-- Begin DATA SECTION --
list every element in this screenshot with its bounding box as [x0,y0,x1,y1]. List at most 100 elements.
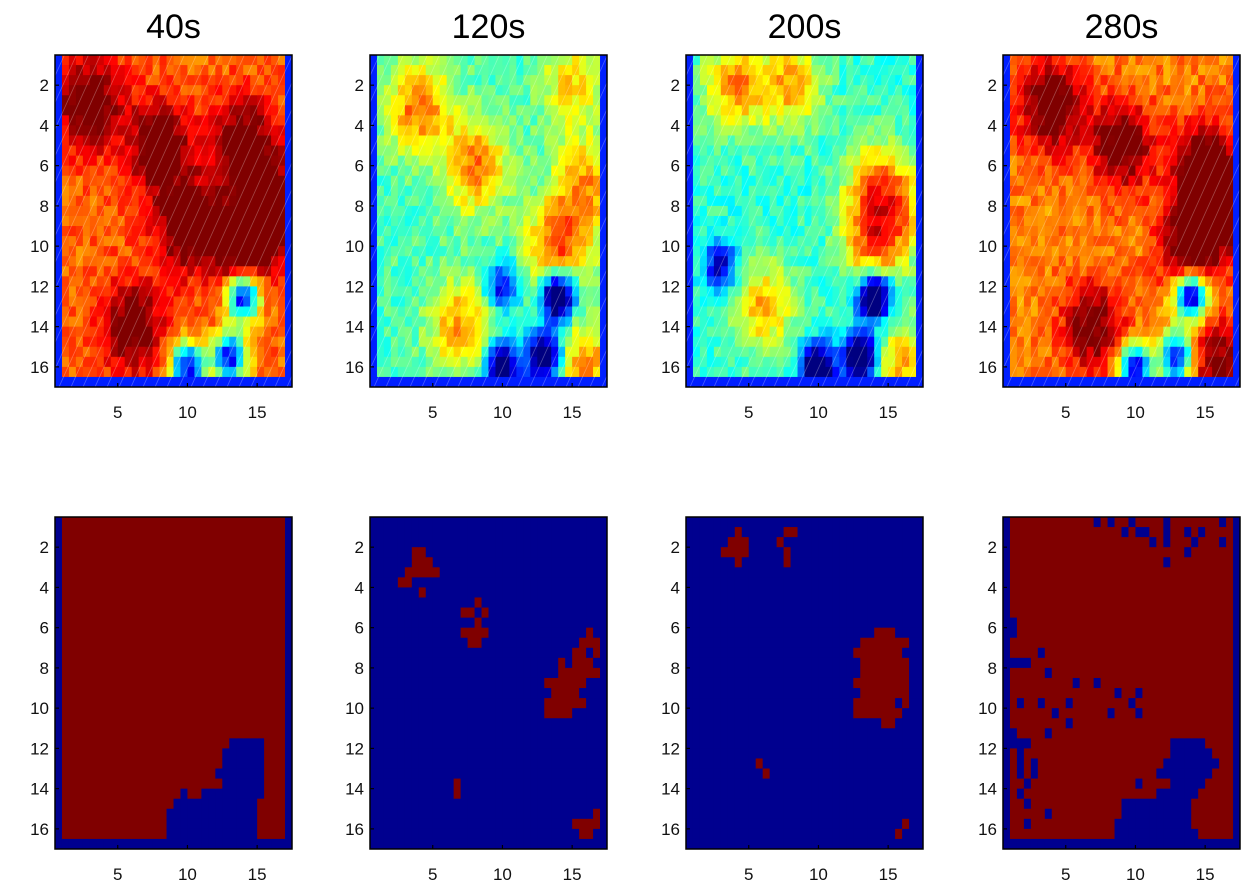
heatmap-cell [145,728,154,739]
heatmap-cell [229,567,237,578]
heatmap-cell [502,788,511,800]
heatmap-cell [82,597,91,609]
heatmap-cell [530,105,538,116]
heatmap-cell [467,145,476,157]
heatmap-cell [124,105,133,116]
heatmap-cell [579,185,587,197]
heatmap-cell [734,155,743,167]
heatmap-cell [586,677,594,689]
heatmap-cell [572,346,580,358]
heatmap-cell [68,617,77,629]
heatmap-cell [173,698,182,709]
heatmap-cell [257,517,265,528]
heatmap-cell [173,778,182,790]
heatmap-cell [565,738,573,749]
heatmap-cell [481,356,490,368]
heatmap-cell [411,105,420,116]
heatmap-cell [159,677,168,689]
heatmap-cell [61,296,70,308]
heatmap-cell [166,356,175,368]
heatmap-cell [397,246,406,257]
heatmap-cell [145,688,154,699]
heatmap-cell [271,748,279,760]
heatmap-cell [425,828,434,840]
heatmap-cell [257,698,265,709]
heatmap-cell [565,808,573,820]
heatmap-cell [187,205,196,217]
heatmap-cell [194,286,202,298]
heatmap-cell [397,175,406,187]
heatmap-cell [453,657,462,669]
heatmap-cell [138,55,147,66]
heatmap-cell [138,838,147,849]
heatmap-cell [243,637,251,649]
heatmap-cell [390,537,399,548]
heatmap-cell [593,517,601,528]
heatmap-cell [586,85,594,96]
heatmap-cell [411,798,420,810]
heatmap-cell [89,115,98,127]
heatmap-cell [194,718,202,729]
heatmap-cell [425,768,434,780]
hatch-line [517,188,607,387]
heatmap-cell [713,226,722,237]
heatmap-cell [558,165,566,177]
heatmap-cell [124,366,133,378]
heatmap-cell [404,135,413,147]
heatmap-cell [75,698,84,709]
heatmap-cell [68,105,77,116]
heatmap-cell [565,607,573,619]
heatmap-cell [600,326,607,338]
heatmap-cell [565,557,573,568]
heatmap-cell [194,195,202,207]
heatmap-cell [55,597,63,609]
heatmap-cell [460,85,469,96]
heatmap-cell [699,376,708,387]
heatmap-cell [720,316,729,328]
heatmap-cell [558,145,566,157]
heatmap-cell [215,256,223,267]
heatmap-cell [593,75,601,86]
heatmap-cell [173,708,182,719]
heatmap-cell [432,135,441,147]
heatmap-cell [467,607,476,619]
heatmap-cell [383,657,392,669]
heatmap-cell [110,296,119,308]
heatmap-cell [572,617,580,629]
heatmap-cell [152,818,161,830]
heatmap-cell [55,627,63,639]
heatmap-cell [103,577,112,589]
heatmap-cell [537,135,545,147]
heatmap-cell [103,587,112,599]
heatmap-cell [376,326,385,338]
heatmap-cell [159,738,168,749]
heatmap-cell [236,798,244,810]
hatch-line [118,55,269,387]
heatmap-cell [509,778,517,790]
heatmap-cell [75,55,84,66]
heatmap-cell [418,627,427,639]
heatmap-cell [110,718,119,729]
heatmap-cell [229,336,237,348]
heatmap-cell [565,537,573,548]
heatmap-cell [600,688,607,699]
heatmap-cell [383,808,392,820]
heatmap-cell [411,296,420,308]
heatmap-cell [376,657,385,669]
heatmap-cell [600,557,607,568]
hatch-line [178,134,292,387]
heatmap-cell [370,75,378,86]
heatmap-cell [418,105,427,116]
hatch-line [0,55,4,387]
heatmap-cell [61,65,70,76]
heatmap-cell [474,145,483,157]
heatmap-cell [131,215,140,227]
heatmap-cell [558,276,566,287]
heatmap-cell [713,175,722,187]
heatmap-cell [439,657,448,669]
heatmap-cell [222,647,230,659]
-- End DATA SECTION --
* **THE PROBLEM**
Pick out every line in the entries above that contains the string "hatch", and copy each one in full.

* **RESULT OF THIS EXERCISE**
hatch-line [517,188,607,387]
hatch-line [118,55,269,387]
hatch-line [178,134,292,387]
hatch-line [0,55,4,387]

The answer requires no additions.